++++ Data listing ++++
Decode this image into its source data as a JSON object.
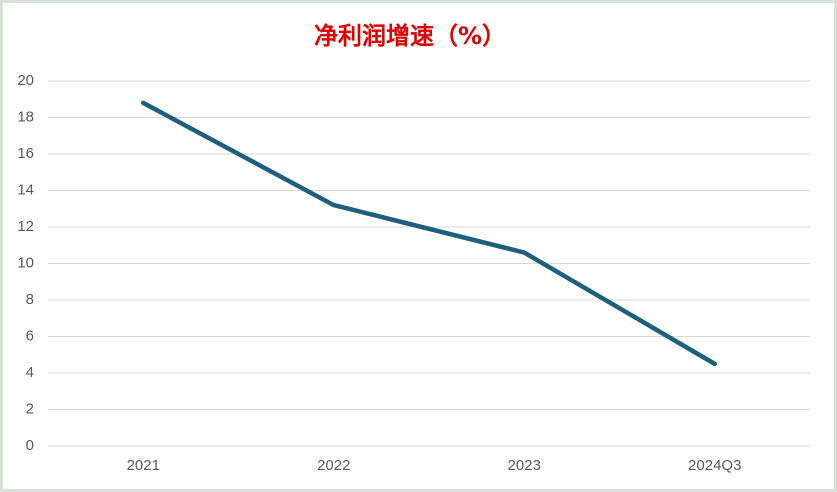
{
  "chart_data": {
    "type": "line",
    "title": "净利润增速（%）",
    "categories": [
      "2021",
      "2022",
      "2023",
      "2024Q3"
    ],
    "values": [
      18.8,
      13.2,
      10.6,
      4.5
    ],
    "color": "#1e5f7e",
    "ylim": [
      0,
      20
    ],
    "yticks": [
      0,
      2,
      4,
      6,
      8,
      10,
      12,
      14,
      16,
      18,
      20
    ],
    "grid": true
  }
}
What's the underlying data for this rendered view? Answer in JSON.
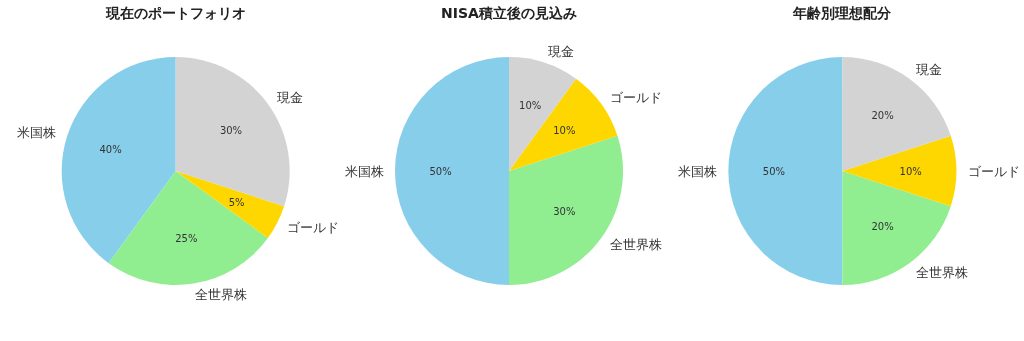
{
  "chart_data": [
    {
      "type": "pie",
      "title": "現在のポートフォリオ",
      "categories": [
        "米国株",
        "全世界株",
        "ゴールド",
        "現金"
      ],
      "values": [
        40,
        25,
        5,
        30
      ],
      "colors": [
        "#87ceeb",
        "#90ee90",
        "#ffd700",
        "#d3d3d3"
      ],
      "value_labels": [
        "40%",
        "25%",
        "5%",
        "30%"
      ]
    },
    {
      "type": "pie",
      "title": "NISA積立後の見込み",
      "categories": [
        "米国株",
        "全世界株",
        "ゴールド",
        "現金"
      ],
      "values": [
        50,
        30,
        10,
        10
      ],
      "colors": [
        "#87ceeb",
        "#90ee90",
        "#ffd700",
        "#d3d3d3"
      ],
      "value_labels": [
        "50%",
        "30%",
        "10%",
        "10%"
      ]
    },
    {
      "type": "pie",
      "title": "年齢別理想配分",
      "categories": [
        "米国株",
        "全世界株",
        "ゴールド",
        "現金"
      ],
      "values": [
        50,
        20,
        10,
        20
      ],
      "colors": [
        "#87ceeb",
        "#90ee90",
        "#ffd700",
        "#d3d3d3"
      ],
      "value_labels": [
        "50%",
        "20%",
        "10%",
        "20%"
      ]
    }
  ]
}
++++
++++ Data listing ++++
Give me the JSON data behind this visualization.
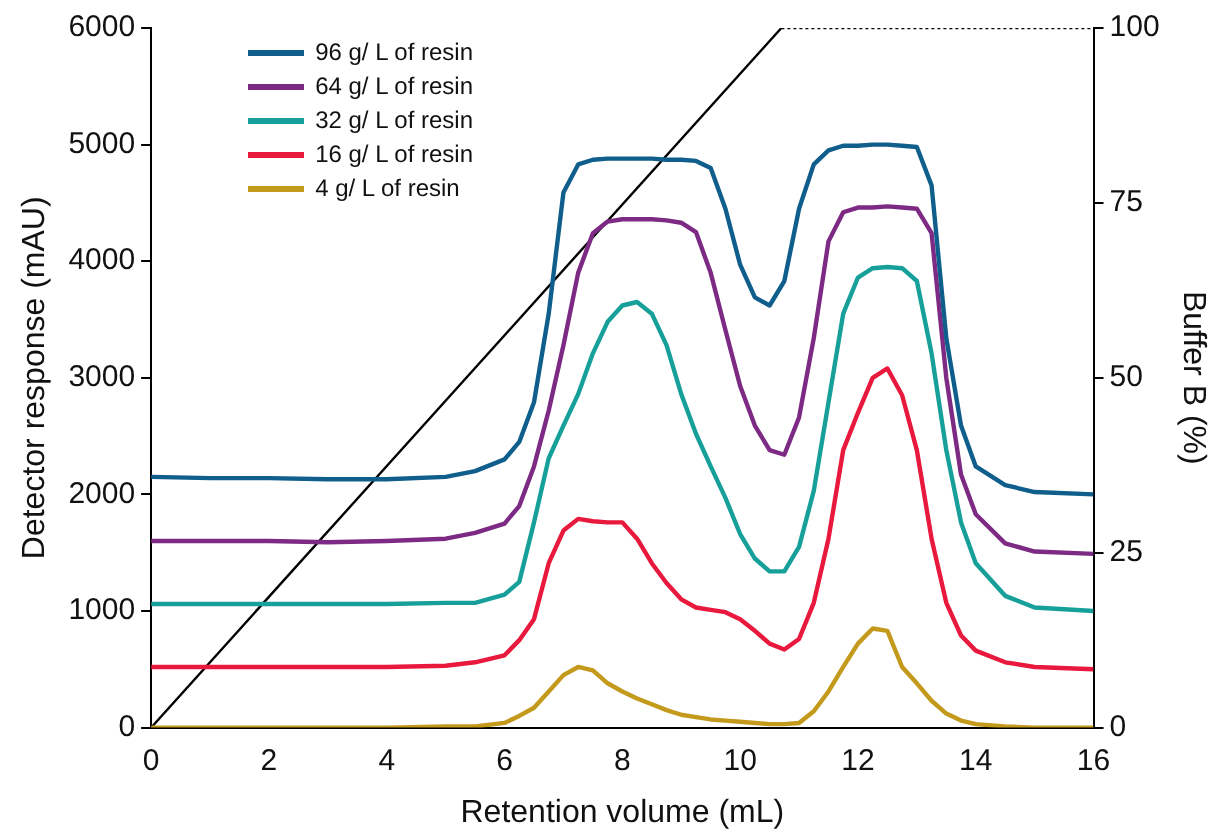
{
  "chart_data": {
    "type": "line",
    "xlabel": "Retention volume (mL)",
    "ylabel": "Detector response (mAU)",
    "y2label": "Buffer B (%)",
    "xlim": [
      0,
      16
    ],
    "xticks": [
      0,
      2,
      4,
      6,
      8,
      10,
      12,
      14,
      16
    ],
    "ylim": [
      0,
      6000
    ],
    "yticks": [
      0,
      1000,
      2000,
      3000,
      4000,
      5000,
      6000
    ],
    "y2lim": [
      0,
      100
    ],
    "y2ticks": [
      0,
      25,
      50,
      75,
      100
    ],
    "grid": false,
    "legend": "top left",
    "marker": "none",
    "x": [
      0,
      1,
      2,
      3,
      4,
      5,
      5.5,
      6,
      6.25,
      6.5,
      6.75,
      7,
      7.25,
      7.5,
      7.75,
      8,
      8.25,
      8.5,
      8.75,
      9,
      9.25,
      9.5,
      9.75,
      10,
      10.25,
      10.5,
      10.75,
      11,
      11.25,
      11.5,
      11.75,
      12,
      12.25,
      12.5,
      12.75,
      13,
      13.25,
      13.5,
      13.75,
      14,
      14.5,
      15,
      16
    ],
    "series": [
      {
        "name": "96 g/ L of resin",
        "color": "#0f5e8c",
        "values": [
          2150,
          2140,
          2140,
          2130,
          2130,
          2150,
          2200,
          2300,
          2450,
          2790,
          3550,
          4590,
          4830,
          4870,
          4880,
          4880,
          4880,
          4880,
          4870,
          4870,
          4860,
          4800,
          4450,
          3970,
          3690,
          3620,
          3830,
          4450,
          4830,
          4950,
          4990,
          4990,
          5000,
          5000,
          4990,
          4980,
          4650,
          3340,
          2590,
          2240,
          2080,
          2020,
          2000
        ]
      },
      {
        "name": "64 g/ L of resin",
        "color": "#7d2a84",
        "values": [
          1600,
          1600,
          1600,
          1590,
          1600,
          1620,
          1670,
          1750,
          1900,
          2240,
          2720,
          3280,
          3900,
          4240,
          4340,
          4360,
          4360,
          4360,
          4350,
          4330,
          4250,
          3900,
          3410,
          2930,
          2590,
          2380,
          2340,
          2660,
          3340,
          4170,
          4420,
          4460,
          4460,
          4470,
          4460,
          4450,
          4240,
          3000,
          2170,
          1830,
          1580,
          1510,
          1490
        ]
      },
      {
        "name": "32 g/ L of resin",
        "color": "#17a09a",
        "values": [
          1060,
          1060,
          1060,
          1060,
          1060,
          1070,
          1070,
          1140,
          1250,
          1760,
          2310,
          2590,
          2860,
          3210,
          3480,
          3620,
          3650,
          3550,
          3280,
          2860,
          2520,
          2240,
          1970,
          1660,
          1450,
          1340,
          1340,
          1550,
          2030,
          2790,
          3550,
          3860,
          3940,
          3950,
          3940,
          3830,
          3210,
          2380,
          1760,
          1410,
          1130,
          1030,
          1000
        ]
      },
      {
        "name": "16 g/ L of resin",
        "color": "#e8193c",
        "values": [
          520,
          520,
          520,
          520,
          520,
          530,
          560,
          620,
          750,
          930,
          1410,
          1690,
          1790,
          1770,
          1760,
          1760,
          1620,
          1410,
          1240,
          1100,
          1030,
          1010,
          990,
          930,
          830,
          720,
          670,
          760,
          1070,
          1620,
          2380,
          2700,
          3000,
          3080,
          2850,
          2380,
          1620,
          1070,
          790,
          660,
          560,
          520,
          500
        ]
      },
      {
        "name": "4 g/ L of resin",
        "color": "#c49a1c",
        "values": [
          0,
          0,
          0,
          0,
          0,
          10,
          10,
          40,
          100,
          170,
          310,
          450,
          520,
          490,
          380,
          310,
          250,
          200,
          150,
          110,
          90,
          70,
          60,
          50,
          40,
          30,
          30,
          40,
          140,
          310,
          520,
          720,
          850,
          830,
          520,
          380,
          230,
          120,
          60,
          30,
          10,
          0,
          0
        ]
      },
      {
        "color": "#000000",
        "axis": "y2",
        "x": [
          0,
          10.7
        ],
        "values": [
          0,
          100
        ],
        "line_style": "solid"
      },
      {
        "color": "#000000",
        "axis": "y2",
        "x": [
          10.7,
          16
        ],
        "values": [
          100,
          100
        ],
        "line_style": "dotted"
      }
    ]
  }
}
++++
--- Exercise ---
Where a line contains the string "this", extract that line.

--- Correct output ---
Decode this image into its source data as a JSON object.
What's the underlying data for this rendered view? Answer in JSON.
Give me the JSON data behind this visualization.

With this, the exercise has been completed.